• EXERCISE: Gather each line of the records where "face" appears.

• TASK INPUT:
——————————
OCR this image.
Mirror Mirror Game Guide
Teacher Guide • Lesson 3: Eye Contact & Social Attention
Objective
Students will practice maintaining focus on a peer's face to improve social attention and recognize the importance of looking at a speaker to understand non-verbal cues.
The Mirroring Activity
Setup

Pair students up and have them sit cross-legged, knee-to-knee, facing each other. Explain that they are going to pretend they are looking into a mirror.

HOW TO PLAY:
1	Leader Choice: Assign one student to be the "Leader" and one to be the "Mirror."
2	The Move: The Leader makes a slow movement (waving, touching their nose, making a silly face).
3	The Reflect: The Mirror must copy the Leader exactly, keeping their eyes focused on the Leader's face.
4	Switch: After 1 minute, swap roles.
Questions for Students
——————————
• RESULT:
Students will practice maintaining focus on a peer's face to improve social attention and recognize the importance of looking at a speaker to understand non-verbal cues.
2	The Move: The Leader makes a slow movement (waving, touching their nose, making a silly face).
3	The Reflect: The Mirror must copy the Leader exactly, keeping their eyes focused on the Leader's face.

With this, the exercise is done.